> _WORK TO COMPLETE_
All lines featuring the string "Bloomberg" are to be listed.

-- DATA start --

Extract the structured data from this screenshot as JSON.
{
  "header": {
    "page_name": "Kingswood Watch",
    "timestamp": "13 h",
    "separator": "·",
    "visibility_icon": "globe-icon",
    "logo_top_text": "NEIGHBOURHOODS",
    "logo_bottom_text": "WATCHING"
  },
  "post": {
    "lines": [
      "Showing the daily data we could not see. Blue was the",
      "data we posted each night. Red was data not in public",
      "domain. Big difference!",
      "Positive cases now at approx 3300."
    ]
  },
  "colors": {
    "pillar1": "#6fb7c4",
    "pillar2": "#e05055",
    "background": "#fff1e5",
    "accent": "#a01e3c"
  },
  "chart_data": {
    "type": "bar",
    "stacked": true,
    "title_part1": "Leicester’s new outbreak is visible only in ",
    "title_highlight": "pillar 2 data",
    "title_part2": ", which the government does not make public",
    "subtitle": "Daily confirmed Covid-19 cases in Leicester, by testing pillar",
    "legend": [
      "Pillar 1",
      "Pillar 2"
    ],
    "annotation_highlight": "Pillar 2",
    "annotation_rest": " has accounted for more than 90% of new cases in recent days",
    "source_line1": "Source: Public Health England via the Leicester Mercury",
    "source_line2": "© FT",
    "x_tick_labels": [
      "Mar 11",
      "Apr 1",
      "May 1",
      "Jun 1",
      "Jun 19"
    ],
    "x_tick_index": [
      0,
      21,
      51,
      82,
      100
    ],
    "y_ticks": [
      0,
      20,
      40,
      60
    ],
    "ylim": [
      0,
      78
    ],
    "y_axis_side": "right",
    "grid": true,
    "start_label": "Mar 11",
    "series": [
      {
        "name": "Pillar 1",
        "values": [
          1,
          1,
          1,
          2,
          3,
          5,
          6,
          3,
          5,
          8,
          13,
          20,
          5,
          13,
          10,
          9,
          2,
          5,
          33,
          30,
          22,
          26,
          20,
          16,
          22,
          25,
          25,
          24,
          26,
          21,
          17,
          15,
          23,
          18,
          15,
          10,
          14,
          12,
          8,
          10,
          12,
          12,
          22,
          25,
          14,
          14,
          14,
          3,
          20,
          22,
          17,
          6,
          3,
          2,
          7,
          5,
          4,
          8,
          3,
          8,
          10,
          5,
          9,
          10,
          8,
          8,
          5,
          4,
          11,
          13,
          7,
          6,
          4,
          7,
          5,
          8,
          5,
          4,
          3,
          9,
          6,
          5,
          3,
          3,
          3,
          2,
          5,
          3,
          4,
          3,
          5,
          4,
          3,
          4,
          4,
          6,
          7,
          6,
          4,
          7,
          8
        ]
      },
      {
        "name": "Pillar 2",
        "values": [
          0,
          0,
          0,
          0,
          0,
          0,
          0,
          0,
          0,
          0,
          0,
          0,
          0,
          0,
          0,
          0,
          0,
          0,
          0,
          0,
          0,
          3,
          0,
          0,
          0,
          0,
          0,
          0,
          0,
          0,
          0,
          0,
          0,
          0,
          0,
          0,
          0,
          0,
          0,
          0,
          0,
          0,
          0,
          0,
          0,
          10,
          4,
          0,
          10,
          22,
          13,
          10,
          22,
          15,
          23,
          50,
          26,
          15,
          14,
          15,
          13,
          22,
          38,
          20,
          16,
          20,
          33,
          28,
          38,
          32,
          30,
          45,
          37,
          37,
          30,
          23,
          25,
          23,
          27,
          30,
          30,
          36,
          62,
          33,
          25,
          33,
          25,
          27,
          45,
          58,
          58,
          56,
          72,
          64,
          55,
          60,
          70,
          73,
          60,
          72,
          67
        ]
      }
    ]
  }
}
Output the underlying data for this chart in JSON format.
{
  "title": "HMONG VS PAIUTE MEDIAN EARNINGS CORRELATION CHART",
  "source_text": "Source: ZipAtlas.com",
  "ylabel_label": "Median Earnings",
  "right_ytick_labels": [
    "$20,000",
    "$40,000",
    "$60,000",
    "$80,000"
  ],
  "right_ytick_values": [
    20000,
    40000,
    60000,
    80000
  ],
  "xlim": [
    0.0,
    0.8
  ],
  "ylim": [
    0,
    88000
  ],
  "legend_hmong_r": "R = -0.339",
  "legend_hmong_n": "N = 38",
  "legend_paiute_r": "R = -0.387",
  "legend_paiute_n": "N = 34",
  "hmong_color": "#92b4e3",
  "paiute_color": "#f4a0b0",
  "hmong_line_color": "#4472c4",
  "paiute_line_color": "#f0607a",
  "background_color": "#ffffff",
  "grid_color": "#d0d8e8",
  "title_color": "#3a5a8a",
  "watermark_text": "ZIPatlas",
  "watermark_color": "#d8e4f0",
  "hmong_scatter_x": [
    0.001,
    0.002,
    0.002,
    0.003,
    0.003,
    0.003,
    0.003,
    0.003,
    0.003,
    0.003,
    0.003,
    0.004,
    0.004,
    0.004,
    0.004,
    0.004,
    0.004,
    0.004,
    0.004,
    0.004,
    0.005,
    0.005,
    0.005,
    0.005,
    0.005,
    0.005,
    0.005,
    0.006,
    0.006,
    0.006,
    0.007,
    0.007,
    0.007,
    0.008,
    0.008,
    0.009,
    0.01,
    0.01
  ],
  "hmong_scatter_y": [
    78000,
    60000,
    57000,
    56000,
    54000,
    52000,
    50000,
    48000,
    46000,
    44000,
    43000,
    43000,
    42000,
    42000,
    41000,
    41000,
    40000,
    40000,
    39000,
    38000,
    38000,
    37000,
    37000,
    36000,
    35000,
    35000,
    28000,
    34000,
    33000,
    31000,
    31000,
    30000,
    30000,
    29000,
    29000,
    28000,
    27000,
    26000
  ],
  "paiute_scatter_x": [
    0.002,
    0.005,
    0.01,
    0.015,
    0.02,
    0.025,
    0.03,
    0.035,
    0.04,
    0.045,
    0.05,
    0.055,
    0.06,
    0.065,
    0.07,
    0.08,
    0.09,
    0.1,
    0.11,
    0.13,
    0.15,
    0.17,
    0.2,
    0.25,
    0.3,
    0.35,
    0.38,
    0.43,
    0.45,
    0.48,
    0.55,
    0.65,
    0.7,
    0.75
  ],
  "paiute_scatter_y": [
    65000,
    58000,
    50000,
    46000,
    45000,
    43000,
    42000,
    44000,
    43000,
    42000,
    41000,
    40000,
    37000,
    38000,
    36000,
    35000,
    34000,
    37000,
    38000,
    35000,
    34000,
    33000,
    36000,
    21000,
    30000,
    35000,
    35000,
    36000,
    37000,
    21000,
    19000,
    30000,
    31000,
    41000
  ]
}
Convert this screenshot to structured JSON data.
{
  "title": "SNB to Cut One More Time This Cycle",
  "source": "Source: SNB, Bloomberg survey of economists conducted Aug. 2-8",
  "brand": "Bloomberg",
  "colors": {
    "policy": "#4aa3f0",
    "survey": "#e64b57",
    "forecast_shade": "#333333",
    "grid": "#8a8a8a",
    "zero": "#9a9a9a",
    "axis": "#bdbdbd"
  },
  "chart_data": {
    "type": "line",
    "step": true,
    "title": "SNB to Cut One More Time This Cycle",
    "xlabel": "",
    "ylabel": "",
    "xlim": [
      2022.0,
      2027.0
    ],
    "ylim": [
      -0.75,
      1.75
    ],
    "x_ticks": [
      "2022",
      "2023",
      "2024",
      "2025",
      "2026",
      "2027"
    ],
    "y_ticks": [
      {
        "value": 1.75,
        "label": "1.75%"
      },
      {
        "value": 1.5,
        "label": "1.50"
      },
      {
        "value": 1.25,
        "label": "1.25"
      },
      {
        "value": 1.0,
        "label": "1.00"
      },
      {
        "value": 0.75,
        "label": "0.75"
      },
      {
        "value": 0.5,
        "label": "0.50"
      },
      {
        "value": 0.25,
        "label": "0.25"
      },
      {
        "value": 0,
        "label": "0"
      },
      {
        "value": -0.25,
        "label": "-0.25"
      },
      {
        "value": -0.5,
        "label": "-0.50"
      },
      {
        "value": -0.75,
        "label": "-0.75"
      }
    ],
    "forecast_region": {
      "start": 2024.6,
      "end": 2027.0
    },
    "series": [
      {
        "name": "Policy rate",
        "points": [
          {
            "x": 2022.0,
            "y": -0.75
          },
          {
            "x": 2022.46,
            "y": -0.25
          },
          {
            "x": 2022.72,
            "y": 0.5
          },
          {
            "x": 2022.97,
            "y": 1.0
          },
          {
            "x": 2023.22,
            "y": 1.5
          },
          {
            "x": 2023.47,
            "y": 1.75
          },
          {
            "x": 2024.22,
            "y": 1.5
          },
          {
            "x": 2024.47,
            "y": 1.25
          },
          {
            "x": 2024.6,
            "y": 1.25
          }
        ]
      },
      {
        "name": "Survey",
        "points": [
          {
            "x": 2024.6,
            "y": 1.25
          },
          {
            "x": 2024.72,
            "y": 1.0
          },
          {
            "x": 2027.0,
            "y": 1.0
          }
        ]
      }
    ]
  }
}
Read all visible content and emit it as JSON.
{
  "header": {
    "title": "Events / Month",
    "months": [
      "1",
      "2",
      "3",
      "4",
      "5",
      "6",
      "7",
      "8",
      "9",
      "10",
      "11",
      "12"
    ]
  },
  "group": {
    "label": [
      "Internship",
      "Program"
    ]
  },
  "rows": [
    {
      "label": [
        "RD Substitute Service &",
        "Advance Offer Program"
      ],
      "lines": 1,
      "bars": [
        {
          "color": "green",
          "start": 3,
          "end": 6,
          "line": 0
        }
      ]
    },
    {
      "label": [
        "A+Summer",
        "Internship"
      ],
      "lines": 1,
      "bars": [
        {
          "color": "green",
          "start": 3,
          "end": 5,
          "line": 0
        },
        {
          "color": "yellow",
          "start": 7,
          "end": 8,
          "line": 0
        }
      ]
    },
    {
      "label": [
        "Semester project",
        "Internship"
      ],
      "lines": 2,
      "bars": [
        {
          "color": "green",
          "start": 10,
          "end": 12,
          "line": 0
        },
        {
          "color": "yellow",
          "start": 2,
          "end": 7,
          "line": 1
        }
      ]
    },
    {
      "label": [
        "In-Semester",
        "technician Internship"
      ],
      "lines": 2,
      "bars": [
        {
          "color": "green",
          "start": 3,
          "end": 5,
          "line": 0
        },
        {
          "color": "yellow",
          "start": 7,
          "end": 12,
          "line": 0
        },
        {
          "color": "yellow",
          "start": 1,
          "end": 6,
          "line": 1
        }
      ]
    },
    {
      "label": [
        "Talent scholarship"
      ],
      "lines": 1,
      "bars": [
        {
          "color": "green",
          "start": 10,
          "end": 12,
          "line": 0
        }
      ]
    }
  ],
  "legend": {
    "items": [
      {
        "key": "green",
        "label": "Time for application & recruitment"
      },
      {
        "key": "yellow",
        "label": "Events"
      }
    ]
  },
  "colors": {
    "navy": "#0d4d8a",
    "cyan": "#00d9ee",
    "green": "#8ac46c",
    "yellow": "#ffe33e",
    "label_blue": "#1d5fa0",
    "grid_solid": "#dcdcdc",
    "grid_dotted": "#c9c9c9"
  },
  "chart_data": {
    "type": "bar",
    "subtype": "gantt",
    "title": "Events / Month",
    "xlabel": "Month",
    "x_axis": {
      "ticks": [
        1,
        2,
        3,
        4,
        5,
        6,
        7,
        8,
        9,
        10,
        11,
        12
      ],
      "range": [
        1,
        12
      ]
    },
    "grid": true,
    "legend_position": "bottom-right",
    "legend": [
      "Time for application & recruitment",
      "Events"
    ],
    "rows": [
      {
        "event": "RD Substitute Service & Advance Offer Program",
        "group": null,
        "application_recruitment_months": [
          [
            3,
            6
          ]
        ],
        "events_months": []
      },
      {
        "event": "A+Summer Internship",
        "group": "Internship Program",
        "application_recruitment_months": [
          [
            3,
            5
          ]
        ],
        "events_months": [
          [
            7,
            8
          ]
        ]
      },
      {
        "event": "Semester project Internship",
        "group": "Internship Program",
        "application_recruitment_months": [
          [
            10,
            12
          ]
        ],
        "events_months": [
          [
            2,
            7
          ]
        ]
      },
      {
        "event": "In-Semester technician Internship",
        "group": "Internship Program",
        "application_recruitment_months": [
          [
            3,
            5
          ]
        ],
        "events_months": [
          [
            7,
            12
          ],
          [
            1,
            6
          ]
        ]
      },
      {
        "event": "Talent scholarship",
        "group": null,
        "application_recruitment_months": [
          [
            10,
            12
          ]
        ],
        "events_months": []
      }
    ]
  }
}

-- DATA end --

> _FULL ANSWER_
  "source": "Source: SNB, Bloomberg survey of economists conducted Aug. 2-8",
  "brand": "Bloomberg",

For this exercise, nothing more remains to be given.